> What the exercise asks
Here are records with pictures in them. Copy all of them exactly and leave the pictures out.

> Task inputs
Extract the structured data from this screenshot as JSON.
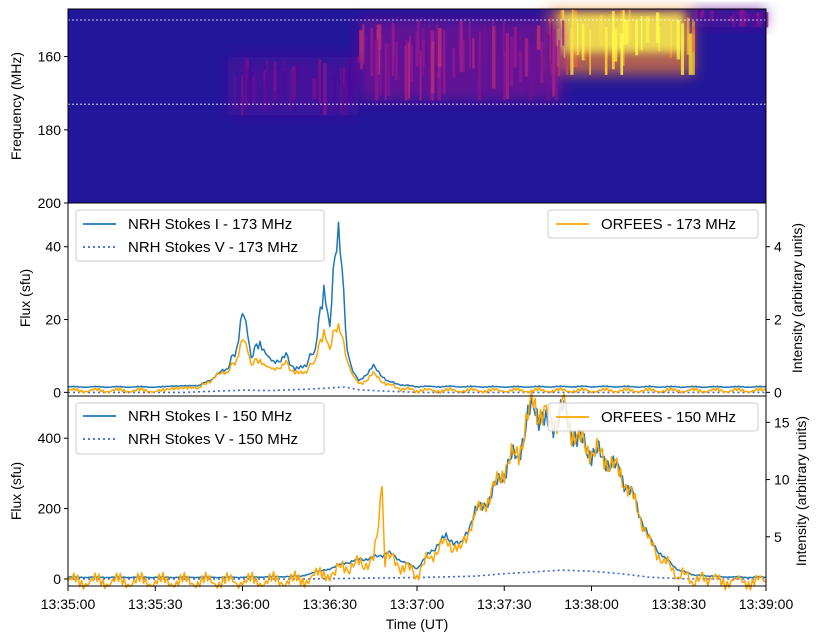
{
  "chart_data": [
    {
      "type": "heatmap",
      "ylabel": "Frequency (MHz)",
      "ylim": [
        200,
        147
      ],
      "yticks": [
        160,
        180,
        200
      ],
      "xlim_seconds": [
        0,
        240
      ],
      "reference_lines_mhz": [
        150,
        173
      ],
      "colormap": [
        "#10087a",
        "#4a0a9a",
        "#a21c8c",
        "#e85a3a",
        "#fbd62a",
        "#ffff50"
      ],
      "background_color": "#22169a",
      "burst_regions": [
        {
          "t0": 165,
          "t1": 215,
          "f_top": 147,
          "f_bottom": 165,
          "intensity": 0.95
        },
        {
          "t0": 100,
          "t1": 170,
          "f_top": 150,
          "f_bottom": 172,
          "intensity": 0.45
        },
        {
          "t0": 55,
          "t1": 100,
          "f_top": 160,
          "f_bottom": 176,
          "intensity": 0.3
        },
        {
          "t0": 215,
          "t1": 240,
          "f_top": 147,
          "f_bottom": 152,
          "intensity": 0.35
        }
      ]
    },
    {
      "type": "line",
      "ylabel": "Flux (sfu)",
      "ylabel_right": "Intensity (arbitrary units)",
      "ylim": [
        -1,
        52
      ],
      "ylim_right": [
        -0.1,
        5.2
      ],
      "yticks": [
        0,
        20,
        40
      ],
      "yticks_right": [
        0,
        2,
        4
      ],
      "legend_left": [
        "NRH Stokes I - 173 MHz",
        "NRH Stokes V - 173 MHz"
      ],
      "legend_right": [
        "ORFEES - 173 MHz"
      ],
      "series": [
        {
          "name": "NRH Stokes I - 173 MHz",
          "color": "#1f77b4",
          "style": "solid",
          "x": [
            0,
            30,
            45,
            50,
            55,
            58,
            60,
            63,
            66,
            70,
            75,
            78,
            82,
            85,
            88,
            90,
            93,
            96,
            98,
            100,
            105,
            110,
            115,
            120,
            130,
            150,
            180,
            210,
            240
          ],
          "y": [
            1.5,
            1.5,
            1.8,
            4,
            7,
            12,
            24,
            10,
            14,
            8,
            10,
            6,
            8,
            12,
            29,
            20,
            47,
            12,
            6,
            3,
            7,
            3,
            2,
            1.6,
            1.6,
            1.5,
            1.6,
            1.5,
            1.5
          ]
        },
        {
          "name": "NRH Stokes V - 173 MHz",
          "color": "#3b6ad6",
          "style": "dotted",
          "x": [
            0,
            40,
            50,
            60,
            70,
            80,
            90,
            95,
            100,
            110,
            120,
            240
          ],
          "y": [
            0,
            0,
            0.3,
            0.6,
            0.5,
            0.8,
            1.2,
            1.5,
            0.7,
            0.3,
            0,
            0
          ]
        },
        {
          "name": "ORFEES - 173 MHz",
          "color": "#ffa500",
          "style": "solid",
          "x": [
            0,
            30,
            45,
            50,
            55,
            58,
            60,
            63,
            66,
            70,
            75,
            78,
            82,
            85,
            88,
            90,
            93,
            96,
            98,
            100,
            105,
            110,
            115,
            120,
            130,
            150,
            180,
            210,
            240
          ],
          "y": [
            0.05,
            0.05,
            0.1,
            0.4,
            0.6,
            0.9,
            1.6,
            0.8,
            0.9,
            0.6,
            0.8,
            0.5,
            0.6,
            0.9,
            1.7,
            1.3,
            1.9,
            0.9,
            0.5,
            0.2,
            0.5,
            0.2,
            0.1,
            0.05,
            0.05,
            0.05,
            0.05,
            0.05,
            0.05
          ]
        }
      ]
    },
    {
      "type": "line",
      "xlabel": "Time (UT)",
      "ylabel": "Flux (sfu)",
      "ylabel_right": "Intensity (arbitrary units)",
      "ylim": [
        -20,
        520
      ],
      "ylim_right": [
        0.7,
        17.3
      ],
      "yticks": [
        0,
        200,
        400
      ],
      "yticks_right": [
        5,
        10,
        15
      ],
      "xticks": [
        "13:35:00",
        "13:35:30",
        "13:36:00",
        "13:36:30",
        "13:37:00",
        "13:37:30",
        "13:38:00",
        "13:38:30",
        "13:39:00"
      ],
      "legend_left": [
        "NRH Stokes I - 150 MHz",
        "NRH Stokes V - 150 MHz"
      ],
      "legend_right": [
        "ORFEES - 150 MHz"
      ],
      "series": [
        {
          "name": "NRH Stokes I - 150 MHz",
          "color": "#1f77b4",
          "style": "solid",
          "x": [
            0,
            60,
            80,
            90,
            95,
            100,
            105,
            110,
            115,
            120,
            125,
            130,
            135,
            140,
            145,
            150,
            155,
            160,
            165,
            170,
            175,
            180,
            185,
            190,
            195,
            200,
            205,
            210,
            215,
            220,
            230,
            240
          ],
          "y": [
            5,
            5,
            8,
            30,
            45,
            55,
            60,
            75,
            50,
            30,
            80,
            120,
            95,
            190,
            230,
            310,
            360,
            500,
            430,
            480,
            400,
            360,
            340,
            300,
            220,
            110,
            60,
            25,
            12,
            8,
            5,
            5
          ]
        },
        {
          "name": "NRH Stokes V - 150 MHz",
          "color": "#3b6ad6",
          "style": "dotted",
          "x": [
            0,
            80,
            100,
            120,
            140,
            150,
            160,
            170,
            180,
            190,
            200,
            210,
            220,
            240
          ],
          "y": [
            0,
            0,
            2,
            4,
            8,
            15,
            20,
            25,
            22,
            15,
            5,
            1,
            0,
            0
          ]
        },
        {
          "name": "ORFEES - 150 MHz",
          "color": "#ffa500",
          "style": "solid",
          "x": [
            0,
            60,
            80,
            90,
            95,
            100,
            105,
            108,
            109,
            110,
            115,
            120,
            125,
            130,
            135,
            140,
            145,
            150,
            155,
            160,
            165,
            170,
            175,
            180,
            185,
            190,
            195,
            200,
            205,
            210,
            215,
            220,
            230,
            240
          ],
          "y": [
            1.1,
            1.1,
            1.2,
            1.9,
            2.3,
            2.6,
            2.8,
            9.2,
            2.9,
            3.2,
            2.4,
            1.8,
            3.4,
            4.6,
            3.8,
            7,
            8.5,
            11,
            12.5,
            16.8,
            15,
            16.2,
            13.5,
            12.5,
            11.8,
            10.5,
            8,
            4.5,
            2.8,
            1.7,
            1.3,
            1.2,
            1.1,
            1.1
          ]
        }
      ]
    }
  ]
}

> Problem solution
Extract the structured data from this screenshot as JSON.
{
  "chart_data": [
    {
      "type": "heatmap",
      "ylabel": "Frequency (MHz)",
      "ylim": [
        200,
        147
      ],
      "yticks": [
        160,
        180,
        200
      ],
      "xlim_seconds": [
        0,
        240
      ],
      "reference_lines_mhz": [
        150,
        173
      ],
      "colormap": [
        "#10087a",
        "#4a0a9a",
        "#a21c8c",
        "#e85a3a",
        "#fbd62a",
        "#ffff50"
      ],
      "background_color": "#22169a",
      "burst_regions": [
        {
          "t0": 165,
          "t1": 215,
          "f_top": 147,
          "f_bottom": 165,
          "intensity": 0.95
        },
        {
          "t0": 100,
          "t1": 170,
          "f_top": 150,
          "f_bottom": 172,
          "intensity": 0.45
        },
        {
          "t0": 55,
          "t1": 100,
          "f_top": 160,
          "f_bottom": 176,
          "intensity": 0.3
        },
        {
          "t0": 215,
          "t1": 240,
          "f_top": 147,
          "f_bottom": 152,
          "intensity": 0.35
        }
      ]
    },
    {
      "type": "line",
      "ylabel": "Flux (sfu)",
      "ylabel_right": "Intensity (arbitrary units)",
      "ylim": [
        -1,
        52
      ],
      "ylim_right": [
        -0.1,
        5.2
      ],
      "yticks": [
        0,
        20,
        40
      ],
      "yticks_right": [
        0,
        2,
        4
      ],
      "legend_left": [
        "NRH Stokes I - 173 MHz",
        "NRH Stokes V - 173 MHz"
      ],
      "legend_right": [
        "ORFEES - 173 MHz"
      ],
      "series": [
        {
          "name": "NRH Stokes I - 173 MHz",
          "color": "#1f77b4",
          "style": "solid",
          "x": [
            0,
            30,
            45,
            50,
            55,
            58,
            60,
            63,
            66,
            70,
            75,
            78,
            82,
            85,
            88,
            90,
            93,
            96,
            98,
            100,
            105,
            110,
            115,
            120,
            130,
            150,
            180,
            210,
            240
          ],
          "y": [
            1.5,
            1.5,
            1.8,
            4,
            7,
            12,
            24,
            10,
            14,
            8,
            10,
            6,
            8,
            12,
            29,
            20,
            47,
            12,
            6,
            3,
            7,
            3,
            2,
            1.6,
            1.6,
            1.5,
            1.6,
            1.5,
            1.5
          ]
        },
        {
          "name": "NRH Stokes V - 173 MHz",
          "color": "#3b6ad6",
          "style": "dotted",
          "x": [
            0,
            40,
            50,
            60,
            70,
            80,
            90,
            95,
            100,
            110,
            120,
            240
          ],
          "y": [
            0,
            0,
            0.3,
            0.6,
            0.5,
            0.8,
            1.2,
            1.5,
            0.7,
            0.3,
            0,
            0
          ]
        },
        {
          "name": "ORFEES - 173 MHz",
          "color": "#ffa500",
          "style": "solid",
          "x": [
            0,
            30,
            45,
            50,
            55,
            58,
            60,
            63,
            66,
            70,
            75,
            78,
            82,
            85,
            88,
            90,
            93,
            96,
            98,
            100,
            105,
            110,
            115,
            120,
            130,
            150,
            180,
            210,
            240
          ],
          "y": [
            0.05,
            0.05,
            0.1,
            0.4,
            0.6,
            0.9,
            1.6,
            0.8,
            0.9,
            0.6,
            0.8,
            0.5,
            0.6,
            0.9,
            1.7,
            1.3,
            1.9,
            0.9,
            0.5,
            0.2,
            0.5,
            0.2,
            0.1,
            0.05,
            0.05,
            0.05,
            0.05,
            0.05,
            0.05
          ]
        }
      ]
    },
    {
      "type": "line",
      "xlabel": "Time (UT)",
      "ylabel": "Flux (sfu)",
      "ylabel_right": "Intensity (arbitrary units)",
      "ylim": [
        -20,
        520
      ],
      "ylim_right": [
        0.7,
        17.3
      ],
      "yticks": [
        0,
        200,
        400
      ],
      "yticks_right": [
        5,
        10,
        15
      ],
      "xticks": [
        "13:35:00",
        "13:35:30",
        "13:36:00",
        "13:36:30",
        "13:37:00",
        "13:37:30",
        "13:38:00",
        "13:38:30",
        "13:39:00"
      ],
      "legend_left": [
        "NRH Stokes I - 150 MHz",
        "NRH Stokes V - 150 MHz"
      ],
      "legend_right": [
        "ORFEES - 150 MHz"
      ],
      "series": [
        {
          "name": "NRH Stokes I - 150 MHz",
          "color": "#1f77b4",
          "style": "solid",
          "x": [
            0,
            60,
            80,
            90,
            95,
            100,
            105,
            110,
            115,
            120,
            125,
            130,
            135,
            140,
            145,
            150,
            155,
            160,
            165,
            170,
            175,
            180,
            185,
            190,
            195,
            200,
            205,
            210,
            215,
            220,
            230,
            240
          ],
          "y": [
            5,
            5,
            8,
            30,
            45,
            55,
            60,
            75,
            50,
            30,
            80,
            120,
            95,
            190,
            230,
            310,
            360,
            500,
            430,
            480,
            400,
            360,
            340,
            300,
            220,
            110,
            60,
            25,
            12,
            8,
            5,
            5
          ]
        },
        {
          "name": "NRH Stokes V - 150 MHz",
          "color": "#3b6ad6",
          "style": "dotted",
          "x": [
            0,
            80,
            100,
            120,
            140,
            150,
            160,
            170,
            180,
            190,
            200,
            210,
            220,
            240
          ],
          "y": [
            0,
            0,
            2,
            4,
            8,
            15,
            20,
            25,
            22,
            15,
            5,
            1,
            0,
            0
          ]
        },
        {
          "name": "ORFEES - 150 MHz",
          "color": "#ffa500",
          "style": "solid",
          "x": [
            0,
            60,
            80,
            90,
            95,
            100,
            105,
            108,
            109,
            110,
            115,
            120,
            125,
            130,
            135,
            140,
            145,
            150,
            155,
            160,
            165,
            170,
            175,
            180,
            185,
            190,
            195,
            200,
            205,
            210,
            215,
            220,
            230,
            240
          ],
          "y": [
            1.1,
            1.1,
            1.2,
            1.9,
            2.3,
            2.6,
            2.8,
            9.2,
            2.9,
            3.2,
            2.4,
            1.8,
            3.4,
            4.6,
            3.8,
            7,
            8.5,
            11,
            12.5,
            16.8,
            15,
            16.2,
            13.5,
            12.5,
            11.8,
            10.5,
            8,
            4.5,
            2.8,
            1.7,
            1.3,
            1.2,
            1.1,
            1.1
          ]
        }
      ]
    }
  ]
}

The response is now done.